* **Exercise brief**
Count up the lines in the following listing that hold the word "label", then give only that count.

* **Task input**
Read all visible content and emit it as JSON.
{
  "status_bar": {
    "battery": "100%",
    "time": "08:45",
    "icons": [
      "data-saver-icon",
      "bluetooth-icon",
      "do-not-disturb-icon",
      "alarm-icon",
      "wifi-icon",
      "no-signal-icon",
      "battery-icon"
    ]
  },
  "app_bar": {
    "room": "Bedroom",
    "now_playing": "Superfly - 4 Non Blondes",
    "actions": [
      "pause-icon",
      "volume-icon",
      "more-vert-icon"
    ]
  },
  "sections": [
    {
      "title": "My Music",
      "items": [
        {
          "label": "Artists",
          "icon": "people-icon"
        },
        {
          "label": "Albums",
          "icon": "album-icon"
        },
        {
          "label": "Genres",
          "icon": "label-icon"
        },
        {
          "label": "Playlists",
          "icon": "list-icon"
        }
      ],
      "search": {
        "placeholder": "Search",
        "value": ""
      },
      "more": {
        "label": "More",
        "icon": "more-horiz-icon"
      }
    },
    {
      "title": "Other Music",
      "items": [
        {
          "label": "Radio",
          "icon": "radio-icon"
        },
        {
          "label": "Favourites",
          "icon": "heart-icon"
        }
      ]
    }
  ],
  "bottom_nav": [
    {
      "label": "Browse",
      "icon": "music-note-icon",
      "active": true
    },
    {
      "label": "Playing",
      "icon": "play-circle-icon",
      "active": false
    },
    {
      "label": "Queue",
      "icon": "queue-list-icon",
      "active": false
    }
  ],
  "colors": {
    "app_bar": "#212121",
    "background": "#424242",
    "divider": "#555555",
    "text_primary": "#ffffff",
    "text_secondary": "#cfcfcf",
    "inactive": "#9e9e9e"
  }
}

* **Full response**
11